The request. Reproduce only this part of the listing: the line with "Give me a plain-text", plus every line after it through the last.

[Stored records]
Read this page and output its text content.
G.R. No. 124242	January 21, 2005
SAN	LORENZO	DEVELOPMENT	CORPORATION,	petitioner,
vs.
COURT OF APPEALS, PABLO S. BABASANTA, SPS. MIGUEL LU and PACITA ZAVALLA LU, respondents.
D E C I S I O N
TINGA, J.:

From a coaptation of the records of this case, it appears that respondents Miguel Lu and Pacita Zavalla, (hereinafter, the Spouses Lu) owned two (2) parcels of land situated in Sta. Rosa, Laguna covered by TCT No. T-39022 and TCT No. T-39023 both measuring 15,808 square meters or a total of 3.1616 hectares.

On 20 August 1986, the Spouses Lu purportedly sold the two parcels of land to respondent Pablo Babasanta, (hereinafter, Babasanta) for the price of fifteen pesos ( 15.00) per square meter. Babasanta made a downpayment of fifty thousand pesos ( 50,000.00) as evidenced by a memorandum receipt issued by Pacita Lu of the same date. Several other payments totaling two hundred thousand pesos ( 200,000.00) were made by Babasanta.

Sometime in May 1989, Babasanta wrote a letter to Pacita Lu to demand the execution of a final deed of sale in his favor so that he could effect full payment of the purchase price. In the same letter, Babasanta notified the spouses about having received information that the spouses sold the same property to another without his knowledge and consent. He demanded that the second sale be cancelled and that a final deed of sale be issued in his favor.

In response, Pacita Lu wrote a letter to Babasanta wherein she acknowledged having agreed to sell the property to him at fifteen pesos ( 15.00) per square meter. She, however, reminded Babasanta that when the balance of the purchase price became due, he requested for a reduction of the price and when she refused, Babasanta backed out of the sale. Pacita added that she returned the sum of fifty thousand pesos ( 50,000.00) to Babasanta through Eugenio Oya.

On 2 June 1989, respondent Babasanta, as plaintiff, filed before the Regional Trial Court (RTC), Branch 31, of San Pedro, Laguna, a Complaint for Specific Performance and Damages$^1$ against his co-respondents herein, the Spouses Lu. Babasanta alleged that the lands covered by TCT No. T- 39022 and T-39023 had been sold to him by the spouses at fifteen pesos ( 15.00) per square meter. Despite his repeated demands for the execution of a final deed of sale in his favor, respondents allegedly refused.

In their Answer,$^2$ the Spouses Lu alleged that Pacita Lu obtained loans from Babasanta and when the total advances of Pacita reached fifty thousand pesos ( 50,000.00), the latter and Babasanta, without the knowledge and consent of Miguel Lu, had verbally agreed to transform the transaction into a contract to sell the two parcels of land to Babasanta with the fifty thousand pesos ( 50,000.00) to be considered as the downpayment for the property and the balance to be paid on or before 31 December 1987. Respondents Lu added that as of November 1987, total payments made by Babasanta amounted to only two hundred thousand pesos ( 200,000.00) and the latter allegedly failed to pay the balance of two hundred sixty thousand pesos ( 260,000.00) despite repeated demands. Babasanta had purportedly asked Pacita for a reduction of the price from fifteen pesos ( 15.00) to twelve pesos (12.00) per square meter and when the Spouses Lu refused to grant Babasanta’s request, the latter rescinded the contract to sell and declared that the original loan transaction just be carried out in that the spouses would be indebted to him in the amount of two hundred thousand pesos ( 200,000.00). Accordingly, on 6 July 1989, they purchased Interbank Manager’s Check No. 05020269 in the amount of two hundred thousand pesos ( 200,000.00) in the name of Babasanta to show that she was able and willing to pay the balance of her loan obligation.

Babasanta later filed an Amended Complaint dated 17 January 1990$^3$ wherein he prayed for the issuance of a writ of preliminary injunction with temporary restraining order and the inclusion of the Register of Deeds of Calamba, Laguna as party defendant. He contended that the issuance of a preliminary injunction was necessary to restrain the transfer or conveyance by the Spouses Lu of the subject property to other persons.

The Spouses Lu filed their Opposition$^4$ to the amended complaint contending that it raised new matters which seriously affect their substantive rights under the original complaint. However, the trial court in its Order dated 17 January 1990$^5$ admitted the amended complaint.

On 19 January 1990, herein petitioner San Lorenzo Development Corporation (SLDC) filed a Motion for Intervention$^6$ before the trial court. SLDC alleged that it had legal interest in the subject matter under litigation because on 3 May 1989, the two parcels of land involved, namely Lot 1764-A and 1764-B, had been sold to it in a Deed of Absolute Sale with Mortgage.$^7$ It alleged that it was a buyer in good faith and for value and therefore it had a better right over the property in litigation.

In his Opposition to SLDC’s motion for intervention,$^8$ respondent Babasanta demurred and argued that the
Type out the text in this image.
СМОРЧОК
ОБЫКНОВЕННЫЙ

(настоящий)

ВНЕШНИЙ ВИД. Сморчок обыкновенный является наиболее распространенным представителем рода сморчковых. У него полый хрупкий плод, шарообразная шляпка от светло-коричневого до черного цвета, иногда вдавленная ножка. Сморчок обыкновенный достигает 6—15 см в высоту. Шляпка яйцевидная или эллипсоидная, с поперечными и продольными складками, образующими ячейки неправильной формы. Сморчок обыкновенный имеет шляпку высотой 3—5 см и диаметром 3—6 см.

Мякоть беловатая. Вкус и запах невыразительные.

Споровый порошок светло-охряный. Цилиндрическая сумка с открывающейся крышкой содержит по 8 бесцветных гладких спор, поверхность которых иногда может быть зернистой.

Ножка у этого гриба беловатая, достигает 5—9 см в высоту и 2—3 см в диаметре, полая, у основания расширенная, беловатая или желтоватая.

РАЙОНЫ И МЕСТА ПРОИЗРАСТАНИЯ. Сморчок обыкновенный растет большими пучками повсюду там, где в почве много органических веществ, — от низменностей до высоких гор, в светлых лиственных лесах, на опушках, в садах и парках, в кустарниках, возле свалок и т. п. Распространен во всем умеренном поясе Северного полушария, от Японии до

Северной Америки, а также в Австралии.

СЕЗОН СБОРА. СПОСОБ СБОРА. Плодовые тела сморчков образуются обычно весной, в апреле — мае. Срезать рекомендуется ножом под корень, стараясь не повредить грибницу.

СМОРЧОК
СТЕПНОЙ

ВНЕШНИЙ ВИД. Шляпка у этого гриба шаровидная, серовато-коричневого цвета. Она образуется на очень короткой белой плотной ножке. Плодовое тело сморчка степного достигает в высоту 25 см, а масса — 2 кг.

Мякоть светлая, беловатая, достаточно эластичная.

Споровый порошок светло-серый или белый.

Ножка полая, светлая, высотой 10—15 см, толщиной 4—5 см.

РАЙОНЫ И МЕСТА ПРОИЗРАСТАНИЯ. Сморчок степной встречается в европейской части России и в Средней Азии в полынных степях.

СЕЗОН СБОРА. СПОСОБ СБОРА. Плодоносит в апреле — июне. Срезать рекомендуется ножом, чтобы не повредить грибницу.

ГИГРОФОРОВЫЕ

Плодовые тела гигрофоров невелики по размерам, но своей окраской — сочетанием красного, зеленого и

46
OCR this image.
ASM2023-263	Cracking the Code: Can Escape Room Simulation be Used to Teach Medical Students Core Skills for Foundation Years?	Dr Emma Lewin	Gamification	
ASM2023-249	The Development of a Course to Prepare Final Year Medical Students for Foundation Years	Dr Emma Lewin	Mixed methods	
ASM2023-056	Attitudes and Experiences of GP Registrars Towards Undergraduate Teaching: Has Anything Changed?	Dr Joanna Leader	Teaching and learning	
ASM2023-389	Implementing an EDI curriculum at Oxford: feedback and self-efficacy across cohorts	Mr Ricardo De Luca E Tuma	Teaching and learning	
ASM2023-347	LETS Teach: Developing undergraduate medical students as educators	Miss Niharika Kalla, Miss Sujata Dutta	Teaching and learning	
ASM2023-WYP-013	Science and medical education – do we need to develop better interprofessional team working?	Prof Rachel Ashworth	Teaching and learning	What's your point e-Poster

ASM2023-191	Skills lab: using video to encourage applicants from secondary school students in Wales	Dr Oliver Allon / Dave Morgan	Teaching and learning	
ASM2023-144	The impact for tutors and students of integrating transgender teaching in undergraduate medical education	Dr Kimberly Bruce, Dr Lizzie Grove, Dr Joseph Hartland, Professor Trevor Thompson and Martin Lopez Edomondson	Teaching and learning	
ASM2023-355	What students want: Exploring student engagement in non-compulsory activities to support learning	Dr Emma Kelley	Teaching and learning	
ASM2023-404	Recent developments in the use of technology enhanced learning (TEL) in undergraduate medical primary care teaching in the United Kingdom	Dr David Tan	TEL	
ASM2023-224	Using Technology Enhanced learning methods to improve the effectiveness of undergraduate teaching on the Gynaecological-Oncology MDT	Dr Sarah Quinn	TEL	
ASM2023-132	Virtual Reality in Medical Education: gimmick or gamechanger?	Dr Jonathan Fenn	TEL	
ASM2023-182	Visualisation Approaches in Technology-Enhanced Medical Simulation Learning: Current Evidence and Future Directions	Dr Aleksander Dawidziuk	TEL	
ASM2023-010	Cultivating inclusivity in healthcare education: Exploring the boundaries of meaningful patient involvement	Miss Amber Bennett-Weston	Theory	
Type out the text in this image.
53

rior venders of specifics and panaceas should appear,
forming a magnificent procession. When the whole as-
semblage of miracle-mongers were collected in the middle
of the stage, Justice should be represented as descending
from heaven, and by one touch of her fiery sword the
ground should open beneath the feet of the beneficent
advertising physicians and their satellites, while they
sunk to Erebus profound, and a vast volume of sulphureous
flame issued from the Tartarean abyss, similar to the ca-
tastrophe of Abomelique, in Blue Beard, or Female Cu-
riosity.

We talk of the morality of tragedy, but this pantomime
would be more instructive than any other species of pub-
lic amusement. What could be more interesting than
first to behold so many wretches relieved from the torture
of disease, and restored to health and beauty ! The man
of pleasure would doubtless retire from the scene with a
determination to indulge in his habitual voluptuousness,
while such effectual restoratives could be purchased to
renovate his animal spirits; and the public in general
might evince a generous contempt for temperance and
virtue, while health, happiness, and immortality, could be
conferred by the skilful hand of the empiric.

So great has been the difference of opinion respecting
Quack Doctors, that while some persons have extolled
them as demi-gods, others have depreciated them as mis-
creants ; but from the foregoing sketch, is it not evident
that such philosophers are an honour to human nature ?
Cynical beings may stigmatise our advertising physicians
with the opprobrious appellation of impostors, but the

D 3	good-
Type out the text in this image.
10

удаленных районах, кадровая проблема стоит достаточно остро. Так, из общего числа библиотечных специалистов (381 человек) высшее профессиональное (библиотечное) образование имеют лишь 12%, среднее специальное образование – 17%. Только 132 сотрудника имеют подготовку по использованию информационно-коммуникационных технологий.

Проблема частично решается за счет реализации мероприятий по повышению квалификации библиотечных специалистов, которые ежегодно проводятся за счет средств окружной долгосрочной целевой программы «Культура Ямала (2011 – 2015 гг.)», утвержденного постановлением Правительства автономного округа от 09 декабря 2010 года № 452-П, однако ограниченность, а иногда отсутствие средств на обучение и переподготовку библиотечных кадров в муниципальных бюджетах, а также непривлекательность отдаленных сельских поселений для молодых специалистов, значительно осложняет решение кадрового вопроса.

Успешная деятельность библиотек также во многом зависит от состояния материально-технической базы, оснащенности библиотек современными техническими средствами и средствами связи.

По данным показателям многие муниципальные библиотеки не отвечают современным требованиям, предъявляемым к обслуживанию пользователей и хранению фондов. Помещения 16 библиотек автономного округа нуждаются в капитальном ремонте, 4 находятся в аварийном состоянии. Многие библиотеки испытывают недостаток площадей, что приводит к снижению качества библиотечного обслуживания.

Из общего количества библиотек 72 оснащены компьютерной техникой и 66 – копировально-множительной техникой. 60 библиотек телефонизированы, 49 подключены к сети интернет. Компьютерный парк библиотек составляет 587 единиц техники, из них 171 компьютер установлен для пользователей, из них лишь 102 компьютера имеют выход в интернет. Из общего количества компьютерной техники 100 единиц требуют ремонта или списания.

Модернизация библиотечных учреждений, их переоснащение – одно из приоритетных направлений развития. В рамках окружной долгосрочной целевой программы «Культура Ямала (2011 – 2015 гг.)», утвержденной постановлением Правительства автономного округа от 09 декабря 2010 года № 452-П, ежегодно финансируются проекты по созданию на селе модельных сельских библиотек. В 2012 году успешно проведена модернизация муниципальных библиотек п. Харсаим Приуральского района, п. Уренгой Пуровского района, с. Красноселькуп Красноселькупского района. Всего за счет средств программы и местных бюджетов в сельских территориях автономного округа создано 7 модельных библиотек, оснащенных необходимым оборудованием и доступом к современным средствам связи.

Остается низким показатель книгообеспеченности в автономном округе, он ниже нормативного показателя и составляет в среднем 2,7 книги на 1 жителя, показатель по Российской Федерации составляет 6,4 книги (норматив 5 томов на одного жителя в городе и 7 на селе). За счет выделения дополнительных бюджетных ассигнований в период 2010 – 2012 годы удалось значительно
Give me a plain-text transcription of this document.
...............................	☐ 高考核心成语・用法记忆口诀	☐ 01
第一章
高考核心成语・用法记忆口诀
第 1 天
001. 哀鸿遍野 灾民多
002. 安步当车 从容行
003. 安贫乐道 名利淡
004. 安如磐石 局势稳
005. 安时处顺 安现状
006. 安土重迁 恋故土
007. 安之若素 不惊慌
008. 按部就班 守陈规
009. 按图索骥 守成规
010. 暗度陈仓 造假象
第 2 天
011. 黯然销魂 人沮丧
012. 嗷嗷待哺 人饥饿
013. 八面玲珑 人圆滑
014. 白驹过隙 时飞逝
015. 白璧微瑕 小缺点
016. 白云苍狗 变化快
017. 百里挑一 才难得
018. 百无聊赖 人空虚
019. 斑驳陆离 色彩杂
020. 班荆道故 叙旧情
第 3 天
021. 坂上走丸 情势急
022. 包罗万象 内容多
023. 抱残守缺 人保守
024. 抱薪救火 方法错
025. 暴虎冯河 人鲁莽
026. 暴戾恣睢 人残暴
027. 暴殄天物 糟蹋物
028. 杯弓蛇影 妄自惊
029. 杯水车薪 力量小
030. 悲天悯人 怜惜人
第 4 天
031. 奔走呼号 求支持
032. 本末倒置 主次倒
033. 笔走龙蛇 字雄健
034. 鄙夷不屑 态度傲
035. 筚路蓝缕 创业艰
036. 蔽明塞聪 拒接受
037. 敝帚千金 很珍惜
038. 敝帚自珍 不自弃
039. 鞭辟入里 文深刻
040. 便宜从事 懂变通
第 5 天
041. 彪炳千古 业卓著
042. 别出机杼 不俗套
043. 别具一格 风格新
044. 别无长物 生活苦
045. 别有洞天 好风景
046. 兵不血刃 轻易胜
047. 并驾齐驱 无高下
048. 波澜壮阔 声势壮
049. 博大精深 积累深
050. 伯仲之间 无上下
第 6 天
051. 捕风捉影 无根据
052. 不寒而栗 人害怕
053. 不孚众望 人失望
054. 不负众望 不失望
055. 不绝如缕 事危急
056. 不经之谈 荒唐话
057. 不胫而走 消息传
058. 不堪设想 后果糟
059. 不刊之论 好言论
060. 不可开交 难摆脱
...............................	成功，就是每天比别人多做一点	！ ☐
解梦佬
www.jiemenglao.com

Full response.
Give me a plain-text transcription of this document.
...............................	☐ 高考核心成语・用法记忆口诀	☐ 01
第一章
高考核心成语・用法记忆口诀
第 1 天
001. 哀鸿遍野 灾民多
002. 安步当车 从容行
003. 安贫乐道 名利淡
004. 安如磐石 局势稳
005. 安时处顺 安现状
006. 安土重迁 恋故土
007. 安之若素 不惊慌
008. 按部就班 守陈规
009. 按图索骥 守成规
010. 暗度陈仓 造假象
第 2 天
011. 黯然销魂 人沮丧
012. 嗷嗷待哺 人饥饿
013. 八面玲珑 人圆滑
014. 白驹过隙 时飞逝
015. 白璧微瑕 小缺点
016. 白云苍狗 变化快
017. 百里挑一 才难得
018. 百无聊赖 人空虚
019. 斑驳陆离 色彩杂
020. 班荆道故 叙旧情
第 3 天
021. 坂上走丸 情势急
022. 包罗万象 内容多
023. 抱残守缺 人保守
024. 抱薪救火 方法错
025. 暴虎冯河 人鲁莽
026. 暴戾恣睢 人残暴
027. 暴殄天物 糟蹋物
028. 杯弓蛇影 妄自惊
029. 杯水车薪 力量小
030. 悲天悯人 怜惜人
第 4 天
031. 奔走呼号 求支持
032. 本末倒置 主次倒
033. 笔走龙蛇 字雄健
034. 鄙夷不屑 态度傲
035. 筚路蓝缕 创业艰
036. 蔽明塞聪 拒接受
037. 敝帚千金 很珍惜
038. 敝帚自珍 不自弃
039. 鞭辟入里 文深刻
040. 便宜从事 懂变通
第 5 天
041. 彪炳千古 业卓著
042. 别出机杼 不俗套
043. 别具一格 风格新
044. 别无长物 生活苦
045. 别有洞天 好风景
046. 兵不血刃 轻易胜
047. 并驾齐驱 无高下
048. 波澜壮阔 声势壮
049. 博大精深 积累深
050. 伯仲之间 无上下
第 6 天
051. 捕风捉影 无根据
052. 不寒而栗 人害怕
053. 不孚众望 人失望
054. 不负众望 不失望
055. 不绝如缕 事危急
056. 不经之谈 荒唐话
057. 不胫而走 消息传
058. 不堪设想 后果糟
059. 不刊之论 好言论
060. 不可开交 难摆脱
...............................	成功，就是每天比别人多做一点	！ ☐
解梦佬
www.jiemenglao.com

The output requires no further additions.